-- Problem description --
Read the listing below and copy out every line that holds "prospection".

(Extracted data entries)
● ● ● ● ● ● ●

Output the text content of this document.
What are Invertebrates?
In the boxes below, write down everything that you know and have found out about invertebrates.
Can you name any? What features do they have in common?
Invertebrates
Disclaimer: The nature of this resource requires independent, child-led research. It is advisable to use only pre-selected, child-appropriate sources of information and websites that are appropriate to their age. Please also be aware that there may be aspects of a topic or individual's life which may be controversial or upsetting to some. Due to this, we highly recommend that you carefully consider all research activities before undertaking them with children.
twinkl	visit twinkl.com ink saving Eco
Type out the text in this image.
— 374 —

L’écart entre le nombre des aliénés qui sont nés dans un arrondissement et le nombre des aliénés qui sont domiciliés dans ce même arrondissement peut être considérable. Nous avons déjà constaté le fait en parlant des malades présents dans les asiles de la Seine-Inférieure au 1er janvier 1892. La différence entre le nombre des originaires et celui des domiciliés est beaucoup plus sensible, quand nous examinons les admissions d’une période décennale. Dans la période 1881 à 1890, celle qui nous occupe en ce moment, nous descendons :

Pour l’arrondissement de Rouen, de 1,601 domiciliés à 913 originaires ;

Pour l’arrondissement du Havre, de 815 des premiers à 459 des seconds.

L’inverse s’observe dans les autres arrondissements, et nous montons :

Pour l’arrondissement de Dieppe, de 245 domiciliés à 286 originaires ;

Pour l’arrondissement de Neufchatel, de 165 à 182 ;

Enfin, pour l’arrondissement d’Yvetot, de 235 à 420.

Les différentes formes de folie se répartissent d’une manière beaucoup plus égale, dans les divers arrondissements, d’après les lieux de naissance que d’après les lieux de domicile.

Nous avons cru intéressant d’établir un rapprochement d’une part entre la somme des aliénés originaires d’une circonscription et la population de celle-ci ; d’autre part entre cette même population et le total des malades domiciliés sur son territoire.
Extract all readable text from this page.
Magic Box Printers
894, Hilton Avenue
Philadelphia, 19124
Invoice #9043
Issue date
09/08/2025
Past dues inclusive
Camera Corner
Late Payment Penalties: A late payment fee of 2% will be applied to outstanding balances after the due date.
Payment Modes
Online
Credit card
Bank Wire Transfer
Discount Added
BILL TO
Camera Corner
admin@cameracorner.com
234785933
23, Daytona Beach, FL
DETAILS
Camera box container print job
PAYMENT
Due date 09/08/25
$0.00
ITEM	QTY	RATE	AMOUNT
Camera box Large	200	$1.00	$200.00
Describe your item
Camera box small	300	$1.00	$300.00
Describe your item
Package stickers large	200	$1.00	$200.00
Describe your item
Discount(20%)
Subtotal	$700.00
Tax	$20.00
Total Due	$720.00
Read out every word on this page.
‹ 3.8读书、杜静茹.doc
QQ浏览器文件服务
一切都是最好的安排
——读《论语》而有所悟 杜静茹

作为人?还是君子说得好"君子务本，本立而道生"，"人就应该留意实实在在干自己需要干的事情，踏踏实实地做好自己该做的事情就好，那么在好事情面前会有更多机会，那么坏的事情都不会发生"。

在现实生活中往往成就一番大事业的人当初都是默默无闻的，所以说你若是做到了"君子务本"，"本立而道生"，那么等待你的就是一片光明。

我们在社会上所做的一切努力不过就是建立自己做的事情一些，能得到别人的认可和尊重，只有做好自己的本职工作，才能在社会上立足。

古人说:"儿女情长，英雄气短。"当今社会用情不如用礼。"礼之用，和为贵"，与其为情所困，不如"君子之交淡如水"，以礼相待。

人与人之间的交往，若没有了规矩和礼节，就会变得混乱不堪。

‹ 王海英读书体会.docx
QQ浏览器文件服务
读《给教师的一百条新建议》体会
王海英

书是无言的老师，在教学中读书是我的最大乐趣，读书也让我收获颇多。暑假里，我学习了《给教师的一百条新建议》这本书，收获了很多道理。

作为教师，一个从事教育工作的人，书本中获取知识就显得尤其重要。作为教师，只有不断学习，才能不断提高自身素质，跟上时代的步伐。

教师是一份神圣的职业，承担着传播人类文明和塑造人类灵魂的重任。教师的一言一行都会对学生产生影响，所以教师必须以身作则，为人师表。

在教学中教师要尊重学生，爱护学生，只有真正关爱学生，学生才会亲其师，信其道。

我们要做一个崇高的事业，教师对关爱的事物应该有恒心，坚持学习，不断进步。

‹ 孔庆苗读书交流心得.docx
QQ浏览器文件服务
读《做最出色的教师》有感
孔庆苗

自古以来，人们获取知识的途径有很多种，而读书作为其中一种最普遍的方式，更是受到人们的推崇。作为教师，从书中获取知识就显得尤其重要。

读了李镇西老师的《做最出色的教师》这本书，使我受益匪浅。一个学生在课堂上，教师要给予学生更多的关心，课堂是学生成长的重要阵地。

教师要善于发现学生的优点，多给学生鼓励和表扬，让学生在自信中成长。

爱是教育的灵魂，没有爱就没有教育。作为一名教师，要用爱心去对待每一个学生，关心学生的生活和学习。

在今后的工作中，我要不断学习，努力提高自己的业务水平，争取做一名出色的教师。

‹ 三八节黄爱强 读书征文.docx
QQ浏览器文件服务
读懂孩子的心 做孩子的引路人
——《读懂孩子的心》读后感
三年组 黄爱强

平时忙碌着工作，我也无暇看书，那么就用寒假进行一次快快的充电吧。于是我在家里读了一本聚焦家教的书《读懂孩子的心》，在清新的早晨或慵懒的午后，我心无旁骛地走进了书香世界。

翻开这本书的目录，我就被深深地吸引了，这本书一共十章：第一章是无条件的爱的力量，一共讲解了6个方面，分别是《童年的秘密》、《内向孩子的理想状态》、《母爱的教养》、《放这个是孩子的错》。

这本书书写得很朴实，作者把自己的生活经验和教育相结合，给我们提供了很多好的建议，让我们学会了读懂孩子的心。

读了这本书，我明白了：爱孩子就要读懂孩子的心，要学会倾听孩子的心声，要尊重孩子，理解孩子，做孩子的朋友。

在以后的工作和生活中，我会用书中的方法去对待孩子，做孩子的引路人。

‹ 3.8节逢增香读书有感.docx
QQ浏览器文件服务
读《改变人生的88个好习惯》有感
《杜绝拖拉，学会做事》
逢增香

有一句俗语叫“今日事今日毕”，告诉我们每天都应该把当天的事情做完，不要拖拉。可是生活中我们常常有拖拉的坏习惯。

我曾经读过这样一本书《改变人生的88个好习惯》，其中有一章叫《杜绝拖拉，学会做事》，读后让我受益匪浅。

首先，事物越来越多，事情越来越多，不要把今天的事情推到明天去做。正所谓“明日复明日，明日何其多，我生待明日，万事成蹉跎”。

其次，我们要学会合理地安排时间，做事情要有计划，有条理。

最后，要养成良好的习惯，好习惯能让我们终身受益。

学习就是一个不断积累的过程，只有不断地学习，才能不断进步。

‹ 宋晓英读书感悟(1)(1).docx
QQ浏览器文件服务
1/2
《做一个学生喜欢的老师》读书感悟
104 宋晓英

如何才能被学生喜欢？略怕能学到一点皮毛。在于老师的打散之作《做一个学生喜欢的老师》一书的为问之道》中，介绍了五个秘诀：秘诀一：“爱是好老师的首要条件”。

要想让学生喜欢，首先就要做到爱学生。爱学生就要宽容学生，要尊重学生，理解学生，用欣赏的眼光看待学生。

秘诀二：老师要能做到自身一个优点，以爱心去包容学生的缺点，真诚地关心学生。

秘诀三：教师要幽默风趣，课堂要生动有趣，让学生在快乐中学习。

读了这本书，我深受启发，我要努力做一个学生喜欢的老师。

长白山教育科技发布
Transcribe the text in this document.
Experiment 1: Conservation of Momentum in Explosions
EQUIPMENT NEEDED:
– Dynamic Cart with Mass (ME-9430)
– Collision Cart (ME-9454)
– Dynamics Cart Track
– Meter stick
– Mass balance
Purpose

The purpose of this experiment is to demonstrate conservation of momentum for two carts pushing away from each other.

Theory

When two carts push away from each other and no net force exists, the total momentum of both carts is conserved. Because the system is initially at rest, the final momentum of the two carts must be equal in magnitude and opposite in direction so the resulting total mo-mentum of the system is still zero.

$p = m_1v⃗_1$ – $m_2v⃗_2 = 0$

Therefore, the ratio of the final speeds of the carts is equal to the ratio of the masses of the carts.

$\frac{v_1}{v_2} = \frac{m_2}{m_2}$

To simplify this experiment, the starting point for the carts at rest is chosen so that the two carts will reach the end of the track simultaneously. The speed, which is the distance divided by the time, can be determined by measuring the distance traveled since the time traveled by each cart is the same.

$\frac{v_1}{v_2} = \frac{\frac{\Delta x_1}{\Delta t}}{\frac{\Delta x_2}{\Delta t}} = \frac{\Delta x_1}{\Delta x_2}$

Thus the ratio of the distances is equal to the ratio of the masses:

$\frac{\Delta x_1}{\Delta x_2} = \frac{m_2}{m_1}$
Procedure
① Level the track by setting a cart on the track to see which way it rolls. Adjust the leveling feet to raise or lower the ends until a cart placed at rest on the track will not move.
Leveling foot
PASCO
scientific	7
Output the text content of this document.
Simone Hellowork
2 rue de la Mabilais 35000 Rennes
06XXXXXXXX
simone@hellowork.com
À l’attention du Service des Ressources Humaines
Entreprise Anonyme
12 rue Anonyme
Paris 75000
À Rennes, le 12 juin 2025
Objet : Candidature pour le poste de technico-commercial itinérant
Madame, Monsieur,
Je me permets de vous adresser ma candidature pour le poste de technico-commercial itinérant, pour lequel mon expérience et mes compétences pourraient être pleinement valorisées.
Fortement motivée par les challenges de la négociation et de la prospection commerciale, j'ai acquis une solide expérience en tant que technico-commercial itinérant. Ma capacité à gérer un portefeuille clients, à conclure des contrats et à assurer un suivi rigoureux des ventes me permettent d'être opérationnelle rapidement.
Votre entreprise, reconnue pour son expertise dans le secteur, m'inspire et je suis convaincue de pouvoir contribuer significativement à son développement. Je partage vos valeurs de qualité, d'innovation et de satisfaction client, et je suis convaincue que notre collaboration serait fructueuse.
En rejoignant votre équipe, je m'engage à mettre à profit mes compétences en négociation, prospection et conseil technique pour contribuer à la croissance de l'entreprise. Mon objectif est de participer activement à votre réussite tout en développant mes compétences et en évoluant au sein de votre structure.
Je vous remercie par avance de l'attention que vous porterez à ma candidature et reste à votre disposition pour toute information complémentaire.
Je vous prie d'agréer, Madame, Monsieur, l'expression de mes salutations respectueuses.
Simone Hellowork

● ● ● ● ● ● ●

-- Response --
Fortement motivée par les challenges de la négociation et de la prospection commerciale, j'ai acquis une solide expérience en tant que technico-commercial itinérant. Ma capacité à gérer un portefeuille clients, à conclure des contrats et à assurer un suivi rigoureux des ventes me permettent d'être opérationnelle rapidement.
En rejoignant votre équipe, je m'engage à mettre à profit mes compétences en négociation, prospection et conseil technique pour contribuer à la croissance de l'entreprise. Mon objectif est de participer activement à votre réussite tout en développant mes compétences et en évoluant au sein de votre structure.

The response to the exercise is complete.